Provided data:
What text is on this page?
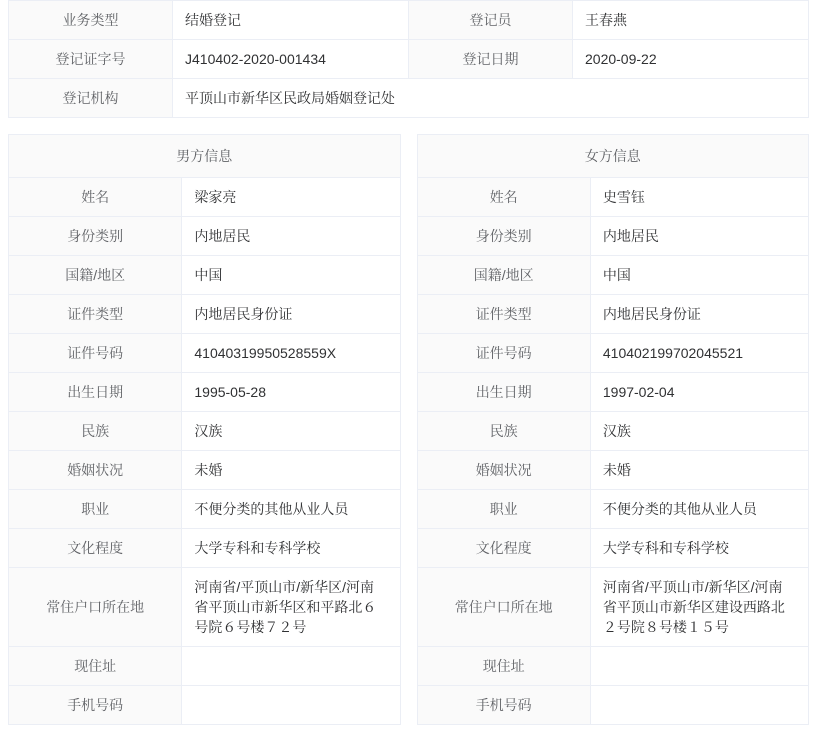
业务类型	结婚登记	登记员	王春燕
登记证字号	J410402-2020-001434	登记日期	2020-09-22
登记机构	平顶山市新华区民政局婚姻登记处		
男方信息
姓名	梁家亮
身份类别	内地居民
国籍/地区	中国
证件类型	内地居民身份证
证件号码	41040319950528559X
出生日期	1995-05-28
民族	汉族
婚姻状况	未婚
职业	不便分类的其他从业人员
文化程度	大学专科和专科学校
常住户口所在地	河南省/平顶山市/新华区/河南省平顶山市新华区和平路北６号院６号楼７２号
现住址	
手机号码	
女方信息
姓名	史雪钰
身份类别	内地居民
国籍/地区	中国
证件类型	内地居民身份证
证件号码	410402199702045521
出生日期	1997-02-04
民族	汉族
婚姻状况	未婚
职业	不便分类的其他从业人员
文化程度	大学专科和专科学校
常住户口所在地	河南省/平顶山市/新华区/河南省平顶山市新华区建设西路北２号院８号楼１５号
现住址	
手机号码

* * *

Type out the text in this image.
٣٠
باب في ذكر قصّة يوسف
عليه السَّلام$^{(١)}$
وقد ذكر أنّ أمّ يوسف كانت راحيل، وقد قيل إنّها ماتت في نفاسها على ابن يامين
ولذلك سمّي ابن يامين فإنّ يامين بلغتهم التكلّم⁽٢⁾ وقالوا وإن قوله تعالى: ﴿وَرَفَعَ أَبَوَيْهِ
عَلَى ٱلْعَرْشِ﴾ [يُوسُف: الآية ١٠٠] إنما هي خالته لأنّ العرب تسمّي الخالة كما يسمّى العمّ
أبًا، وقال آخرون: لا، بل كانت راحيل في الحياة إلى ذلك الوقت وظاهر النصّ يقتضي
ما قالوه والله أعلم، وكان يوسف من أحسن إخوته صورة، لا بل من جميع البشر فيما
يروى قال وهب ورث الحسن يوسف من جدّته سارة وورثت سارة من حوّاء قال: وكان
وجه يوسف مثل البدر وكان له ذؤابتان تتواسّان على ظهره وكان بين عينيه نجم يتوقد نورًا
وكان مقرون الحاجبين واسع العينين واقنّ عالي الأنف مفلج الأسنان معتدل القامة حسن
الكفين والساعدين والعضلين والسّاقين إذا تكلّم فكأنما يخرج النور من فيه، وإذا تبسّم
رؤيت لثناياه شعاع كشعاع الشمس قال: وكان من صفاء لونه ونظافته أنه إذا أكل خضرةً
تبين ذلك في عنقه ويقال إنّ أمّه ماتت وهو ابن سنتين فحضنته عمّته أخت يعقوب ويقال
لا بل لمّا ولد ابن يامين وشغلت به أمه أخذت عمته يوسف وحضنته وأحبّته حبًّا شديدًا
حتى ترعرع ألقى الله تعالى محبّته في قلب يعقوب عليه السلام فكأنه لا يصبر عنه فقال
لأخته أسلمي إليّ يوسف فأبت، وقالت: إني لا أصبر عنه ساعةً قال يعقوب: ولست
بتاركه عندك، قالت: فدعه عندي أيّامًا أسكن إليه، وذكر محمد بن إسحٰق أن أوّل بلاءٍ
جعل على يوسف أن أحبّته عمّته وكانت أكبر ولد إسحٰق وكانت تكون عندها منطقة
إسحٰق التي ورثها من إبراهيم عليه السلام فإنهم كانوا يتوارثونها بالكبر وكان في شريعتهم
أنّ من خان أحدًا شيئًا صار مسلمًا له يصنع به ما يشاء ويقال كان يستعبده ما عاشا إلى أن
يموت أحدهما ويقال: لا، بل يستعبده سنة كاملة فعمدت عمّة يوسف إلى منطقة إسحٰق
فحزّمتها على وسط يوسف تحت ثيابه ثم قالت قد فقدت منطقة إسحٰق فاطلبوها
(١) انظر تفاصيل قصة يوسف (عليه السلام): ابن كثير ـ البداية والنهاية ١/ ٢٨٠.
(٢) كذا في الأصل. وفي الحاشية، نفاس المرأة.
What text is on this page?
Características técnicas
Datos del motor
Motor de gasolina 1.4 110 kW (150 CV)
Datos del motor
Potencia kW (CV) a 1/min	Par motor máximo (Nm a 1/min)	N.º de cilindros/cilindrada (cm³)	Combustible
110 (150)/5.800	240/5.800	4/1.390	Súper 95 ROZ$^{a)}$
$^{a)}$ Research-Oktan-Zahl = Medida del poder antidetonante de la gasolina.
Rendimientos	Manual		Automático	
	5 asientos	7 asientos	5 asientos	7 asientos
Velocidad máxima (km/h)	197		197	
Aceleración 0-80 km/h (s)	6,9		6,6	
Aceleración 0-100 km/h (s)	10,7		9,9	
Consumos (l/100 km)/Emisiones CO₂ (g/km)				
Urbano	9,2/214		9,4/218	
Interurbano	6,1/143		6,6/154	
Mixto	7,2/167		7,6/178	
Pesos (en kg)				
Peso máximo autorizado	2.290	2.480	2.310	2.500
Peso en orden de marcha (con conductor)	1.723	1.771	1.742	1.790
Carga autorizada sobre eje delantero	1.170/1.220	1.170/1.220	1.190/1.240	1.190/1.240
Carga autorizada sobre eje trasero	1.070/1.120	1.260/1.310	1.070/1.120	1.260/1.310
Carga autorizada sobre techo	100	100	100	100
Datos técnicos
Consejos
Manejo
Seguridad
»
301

Exercise details:
Report how many lines in the data include the word "autorizada", and give nothing but the count.

Output:
3